GIVEN PROBLEM | Check every line of the entries for "cold", and copy the lines that hold it.

RAW RECORDS |
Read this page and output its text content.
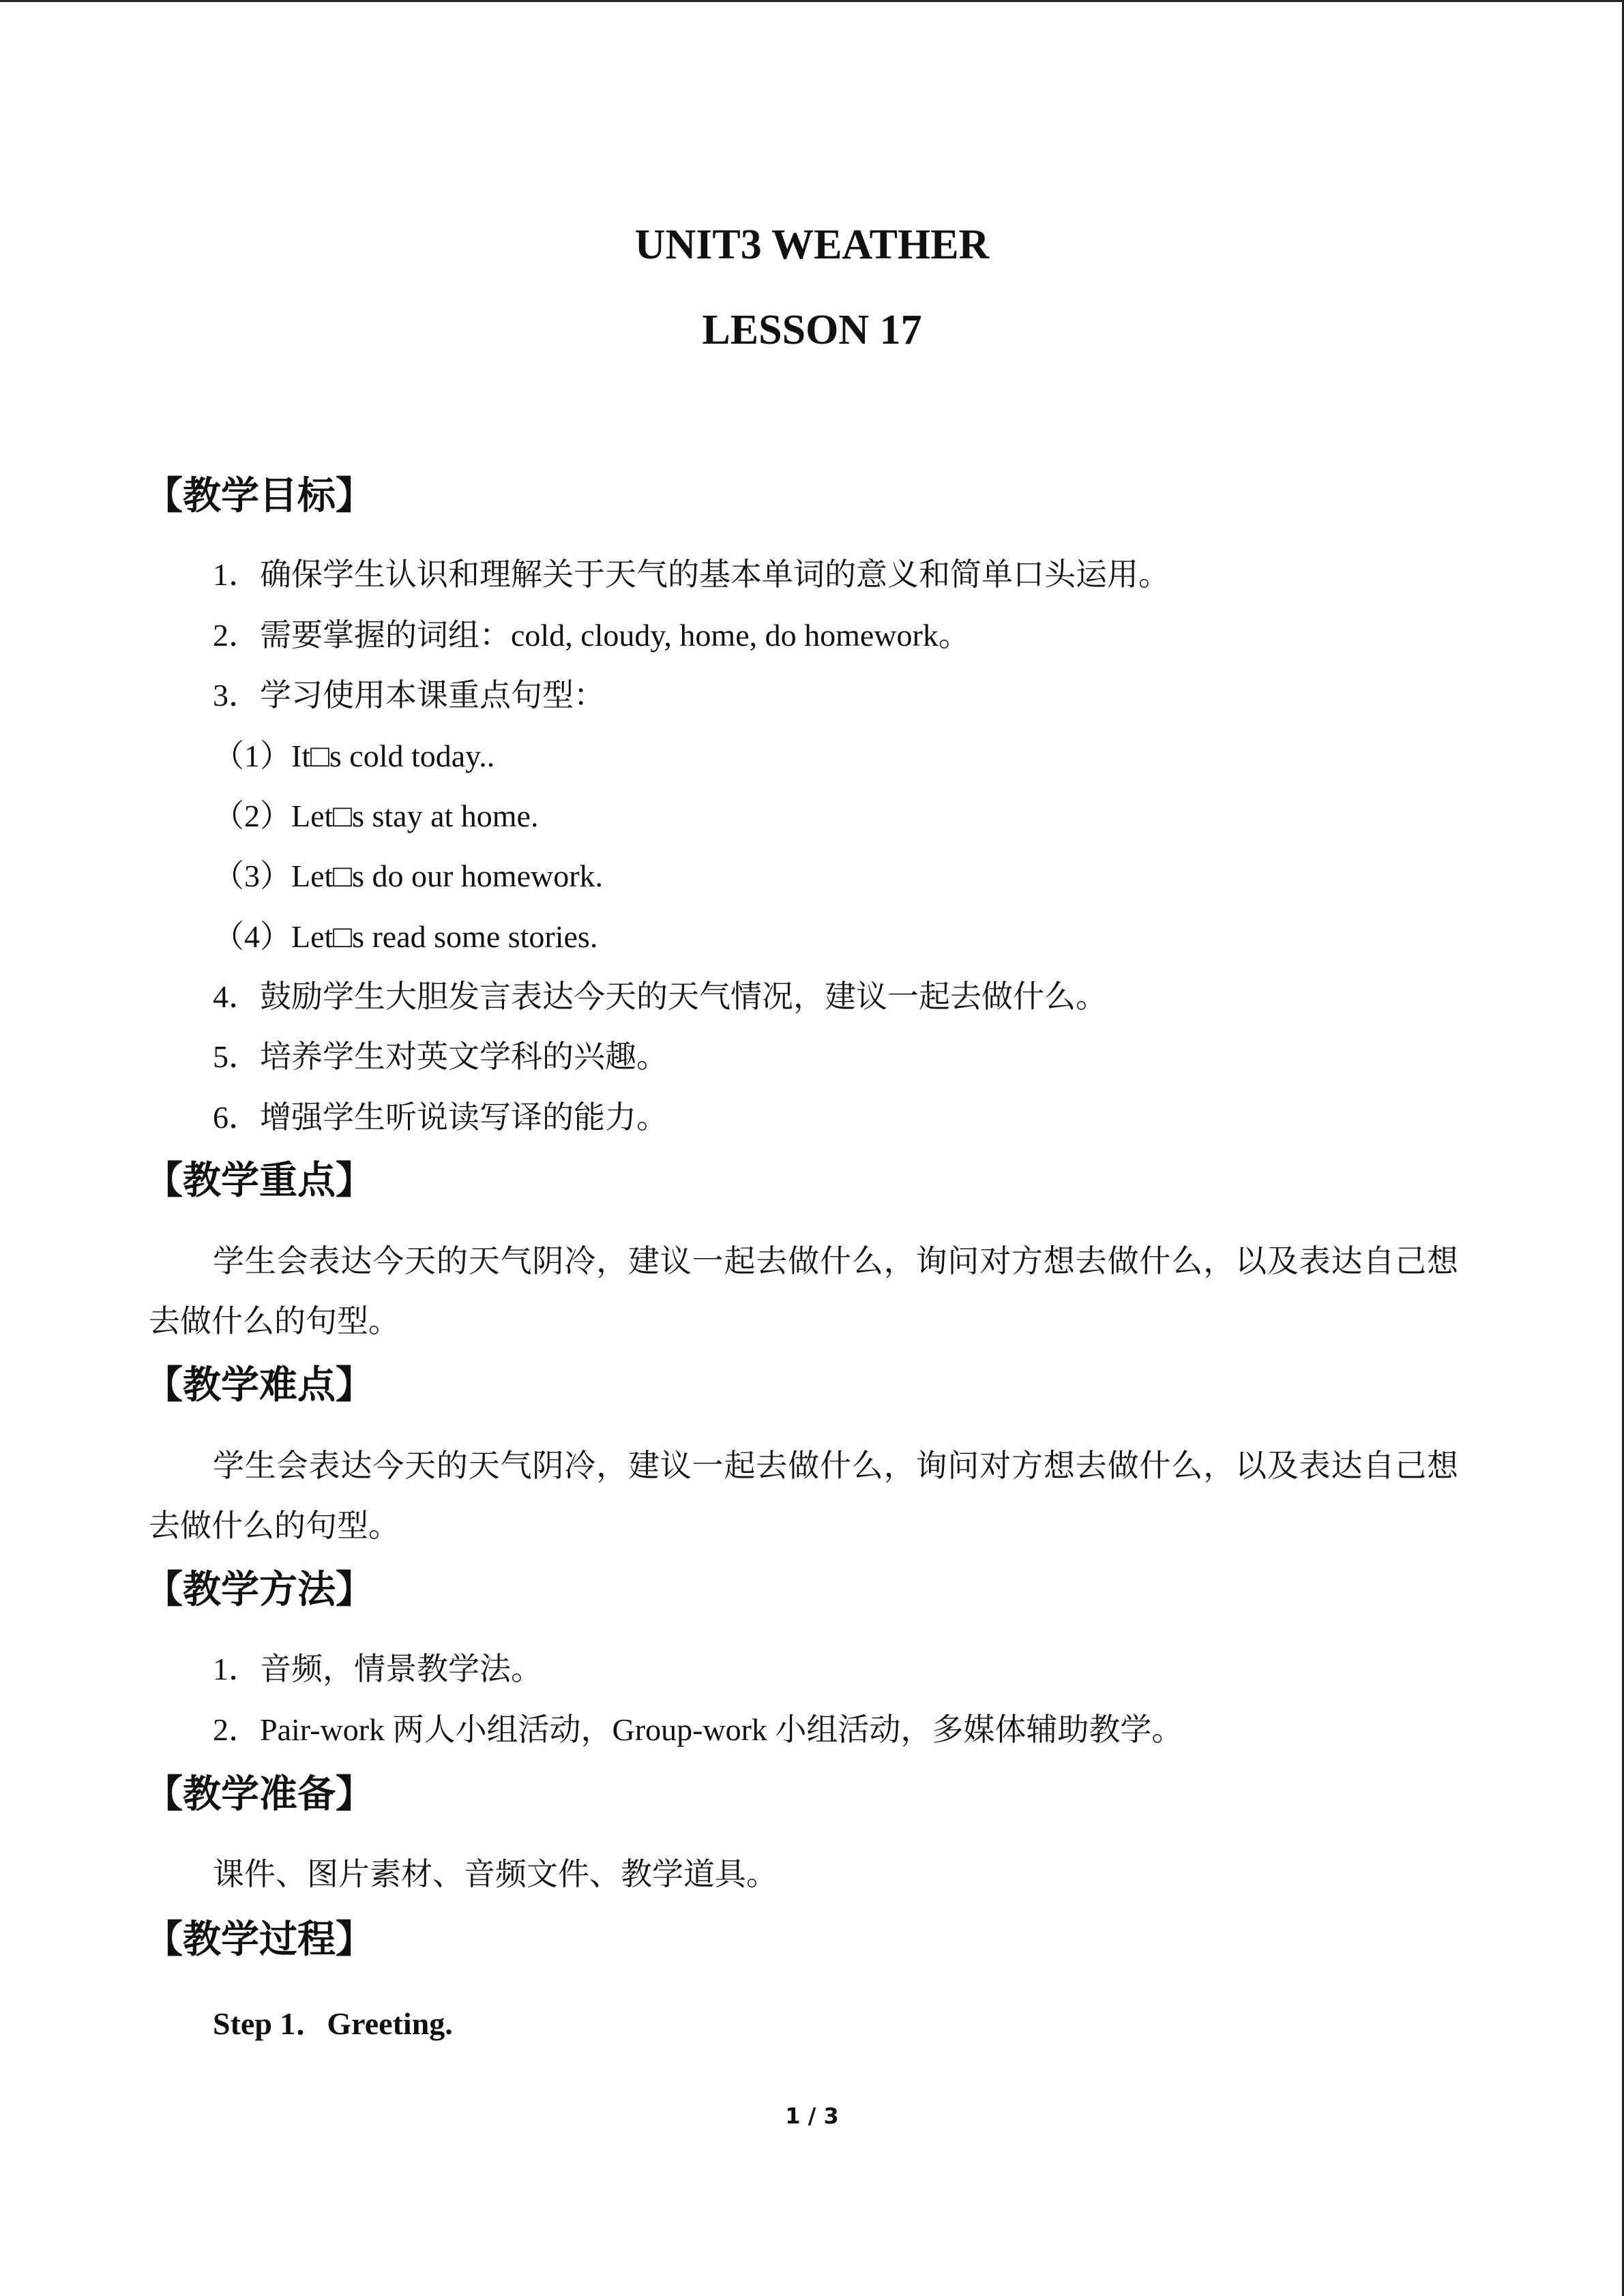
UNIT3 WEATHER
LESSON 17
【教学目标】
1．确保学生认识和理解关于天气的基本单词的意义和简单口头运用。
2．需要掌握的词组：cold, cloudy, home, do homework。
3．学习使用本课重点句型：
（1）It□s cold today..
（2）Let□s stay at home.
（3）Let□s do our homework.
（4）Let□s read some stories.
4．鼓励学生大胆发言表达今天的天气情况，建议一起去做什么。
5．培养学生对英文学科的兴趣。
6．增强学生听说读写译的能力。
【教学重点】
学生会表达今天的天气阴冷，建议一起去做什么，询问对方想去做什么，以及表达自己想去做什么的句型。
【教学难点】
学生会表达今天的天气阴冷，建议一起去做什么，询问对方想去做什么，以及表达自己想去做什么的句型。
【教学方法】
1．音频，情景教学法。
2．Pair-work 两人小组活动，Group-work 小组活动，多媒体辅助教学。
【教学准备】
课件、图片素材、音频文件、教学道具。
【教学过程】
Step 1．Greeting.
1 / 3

FINISHED TASK |
2．需要掌握的词组：cold, cloudy, home, do homework。
（1）It□s cold today..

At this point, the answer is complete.